* What is needed
These records must be written out again exactly.

* Record set
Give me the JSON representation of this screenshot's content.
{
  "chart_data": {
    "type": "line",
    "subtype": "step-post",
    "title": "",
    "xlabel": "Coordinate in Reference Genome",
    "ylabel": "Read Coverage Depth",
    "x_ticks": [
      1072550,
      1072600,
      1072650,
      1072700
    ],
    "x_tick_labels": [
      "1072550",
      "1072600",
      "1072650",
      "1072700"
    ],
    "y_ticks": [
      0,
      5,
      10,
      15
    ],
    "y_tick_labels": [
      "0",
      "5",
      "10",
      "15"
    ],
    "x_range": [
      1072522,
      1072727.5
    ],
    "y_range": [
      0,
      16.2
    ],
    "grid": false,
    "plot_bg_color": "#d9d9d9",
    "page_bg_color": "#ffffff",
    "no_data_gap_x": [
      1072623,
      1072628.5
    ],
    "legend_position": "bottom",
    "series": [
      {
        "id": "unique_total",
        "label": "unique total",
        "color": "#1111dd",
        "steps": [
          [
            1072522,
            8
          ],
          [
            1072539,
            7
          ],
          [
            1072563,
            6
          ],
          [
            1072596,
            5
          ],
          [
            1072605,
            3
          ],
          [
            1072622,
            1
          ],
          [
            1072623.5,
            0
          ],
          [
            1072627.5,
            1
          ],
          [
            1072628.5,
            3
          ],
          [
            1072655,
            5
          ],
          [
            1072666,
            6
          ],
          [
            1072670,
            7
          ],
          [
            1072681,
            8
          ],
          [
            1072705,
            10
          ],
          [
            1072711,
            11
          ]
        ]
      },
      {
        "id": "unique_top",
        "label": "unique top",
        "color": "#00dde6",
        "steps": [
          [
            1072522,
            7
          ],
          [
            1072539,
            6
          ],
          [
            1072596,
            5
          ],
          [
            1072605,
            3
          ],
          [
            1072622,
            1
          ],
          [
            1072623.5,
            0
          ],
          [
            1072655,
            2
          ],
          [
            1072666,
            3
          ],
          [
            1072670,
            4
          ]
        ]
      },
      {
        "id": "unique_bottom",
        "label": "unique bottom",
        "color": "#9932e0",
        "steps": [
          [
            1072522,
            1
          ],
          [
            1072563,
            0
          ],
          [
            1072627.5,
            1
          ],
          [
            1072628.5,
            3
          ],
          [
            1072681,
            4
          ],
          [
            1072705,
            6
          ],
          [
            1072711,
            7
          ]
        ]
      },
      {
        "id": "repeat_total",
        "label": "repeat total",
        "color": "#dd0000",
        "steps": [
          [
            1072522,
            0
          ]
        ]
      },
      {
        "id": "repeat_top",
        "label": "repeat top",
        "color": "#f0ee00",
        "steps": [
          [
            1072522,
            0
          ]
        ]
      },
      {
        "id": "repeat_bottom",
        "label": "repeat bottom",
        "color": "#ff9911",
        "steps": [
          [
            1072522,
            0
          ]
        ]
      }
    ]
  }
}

* Written answer
Give me the JSON representation of this screenshot's content.
{
  "chart_data": {
    "type": "line",
    "subtype": "step-post",
    "title": "",
    "xlabel": "Coordinate in Reference Genome",
    "ylabel": "Read Coverage Depth",
    "x_ticks": [
      1072550,
      1072600,
      1072650,
      1072700
    ],
    "x_tick_labels": [
      "1072550",
      "1072600",
      "1072650",
      "1072700"
    ],
    "y_ticks": [
      0,
      5,
      10,
      15
    ],
    "y_tick_labels": [
      "0",
      "5",
      "10",
      "15"
    ],
    "x_range": [
      1072522,
      1072727.5
    ],
    "y_range": [
      0,
      16.2
    ],
    "grid": false,
    "plot_bg_color": "#d9d9d9",
    "page_bg_color": "#ffffff",
    "no_data_gap_x": [
      1072623,
      1072628.5
    ],
    "legend_position": "bottom",
    "series": [
      {
        "id": "unique_total",
        "label": "unique total",
        "color": "#1111dd",
        "steps": [
          [
            1072522,
            8
          ],
          [
            1072539,
            7
          ],
          [
            1072563,
            6
          ],
          [
            1072596,
            5
          ],
          [
            1072605,
            3
          ],
          [
            1072622,
            1
          ],
          [
            1072623.5,
            0
          ],
          [
            1072627.5,
            1
          ],
          [
            1072628.5,
            3
          ],
          [
            1072655,
            5
          ],
          [
            1072666,
            6
          ],
          [
            1072670,
            7
          ],
          [
            1072681,
            8
          ],
          [
            1072705,
            10
          ],
          [
            1072711,
            11
          ]
        ]
      },
      {
        "id": "unique_top",
        "label": "unique top",
        "color": "#00dde6",
        "steps": [
          [
            1072522,
            7
          ],
          [
            1072539,
            6
          ],
          [
            1072596,
            5
          ],
          [
            1072605,
            3
          ],
          [
            1072622,
            1
          ],
          [
            1072623.5,
            0
          ],
          [
            1072655,
            2
          ],
          [
            1072666,
            3
          ],
          [
            1072670,
            4
          ]
        ]
      },
      {
        "id": "unique_bottom",
        "label": "unique bottom",
        "color": "#9932e0",
        "steps": [
          [
            1072522,
            1
          ],
          [
            1072563,
            0
          ],
          [
            1072627.5,
            1
          ],
          [
            1072628.5,
            3
          ],
          [
            1072681,
            4
          ],
          [
            1072705,
            6
          ],
          [
            1072711,
            7
          ]
        ]
      },
      {
        "id": "repeat_total",
        "label": "repeat total",
        "color": "#dd0000",
        "steps": [
          [
            1072522,
            0
          ]
        ]
      },
      {
        "id": "repeat_top",
        "label": "repeat top",
        "color": "#f0ee00",
        "steps": [
          [
            1072522,
            0
          ]
        ]
      },
      {
        "id": "repeat_bottom",
        "label": "repeat bottom",
        "color": "#ff9911",
        "steps": [
          [
            1072522,
            0
          ]
        ]
      }
    ]
  }
}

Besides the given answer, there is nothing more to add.